§ **Problem to solve**
Check every line of the material below for "Lothe". Give the number of lines that have it, and only that.

§ **Extracted information**
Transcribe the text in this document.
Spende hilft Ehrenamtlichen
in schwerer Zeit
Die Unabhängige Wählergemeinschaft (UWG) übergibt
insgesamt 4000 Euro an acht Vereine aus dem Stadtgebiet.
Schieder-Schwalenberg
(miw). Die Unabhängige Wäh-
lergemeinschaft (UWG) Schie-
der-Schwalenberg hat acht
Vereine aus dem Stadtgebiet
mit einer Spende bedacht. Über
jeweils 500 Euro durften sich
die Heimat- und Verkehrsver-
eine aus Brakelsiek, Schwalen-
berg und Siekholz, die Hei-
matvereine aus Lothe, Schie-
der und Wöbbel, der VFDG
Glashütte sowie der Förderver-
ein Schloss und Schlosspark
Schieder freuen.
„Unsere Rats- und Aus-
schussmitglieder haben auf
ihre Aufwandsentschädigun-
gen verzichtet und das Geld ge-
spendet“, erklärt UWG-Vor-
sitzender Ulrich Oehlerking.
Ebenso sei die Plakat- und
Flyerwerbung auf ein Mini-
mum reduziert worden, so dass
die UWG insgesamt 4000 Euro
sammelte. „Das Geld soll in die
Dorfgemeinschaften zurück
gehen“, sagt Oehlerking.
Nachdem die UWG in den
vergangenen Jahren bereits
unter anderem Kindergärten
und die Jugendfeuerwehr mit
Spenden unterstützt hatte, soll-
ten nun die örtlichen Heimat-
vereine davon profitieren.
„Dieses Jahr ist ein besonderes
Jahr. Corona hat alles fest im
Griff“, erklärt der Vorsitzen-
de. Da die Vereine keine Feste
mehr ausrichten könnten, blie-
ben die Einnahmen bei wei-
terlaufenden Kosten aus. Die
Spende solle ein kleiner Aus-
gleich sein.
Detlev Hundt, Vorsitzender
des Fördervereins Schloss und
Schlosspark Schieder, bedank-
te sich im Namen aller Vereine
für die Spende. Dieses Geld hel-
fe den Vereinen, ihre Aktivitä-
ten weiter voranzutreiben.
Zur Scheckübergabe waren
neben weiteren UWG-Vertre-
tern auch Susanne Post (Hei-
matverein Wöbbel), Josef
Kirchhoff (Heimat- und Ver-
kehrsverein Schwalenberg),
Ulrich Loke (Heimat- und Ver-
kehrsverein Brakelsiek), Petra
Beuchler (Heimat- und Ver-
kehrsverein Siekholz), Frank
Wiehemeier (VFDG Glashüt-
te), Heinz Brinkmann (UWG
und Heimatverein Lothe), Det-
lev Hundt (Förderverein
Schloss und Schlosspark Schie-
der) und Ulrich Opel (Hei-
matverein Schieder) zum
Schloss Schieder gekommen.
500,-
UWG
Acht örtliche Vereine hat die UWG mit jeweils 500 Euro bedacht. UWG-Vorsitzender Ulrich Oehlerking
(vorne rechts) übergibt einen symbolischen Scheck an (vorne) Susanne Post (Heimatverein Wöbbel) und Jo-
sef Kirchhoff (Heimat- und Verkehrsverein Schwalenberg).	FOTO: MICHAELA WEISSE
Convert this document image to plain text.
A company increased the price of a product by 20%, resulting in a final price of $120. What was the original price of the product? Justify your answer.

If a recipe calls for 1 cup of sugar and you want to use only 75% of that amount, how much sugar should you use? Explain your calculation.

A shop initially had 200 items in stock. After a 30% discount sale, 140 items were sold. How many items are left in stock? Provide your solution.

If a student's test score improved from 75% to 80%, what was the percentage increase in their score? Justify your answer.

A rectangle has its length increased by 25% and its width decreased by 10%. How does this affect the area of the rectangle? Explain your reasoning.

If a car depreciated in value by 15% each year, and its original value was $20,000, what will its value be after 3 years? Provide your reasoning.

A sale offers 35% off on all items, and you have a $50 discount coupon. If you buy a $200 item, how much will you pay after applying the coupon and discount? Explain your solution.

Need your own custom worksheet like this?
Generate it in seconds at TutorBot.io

§ **Finished task**
2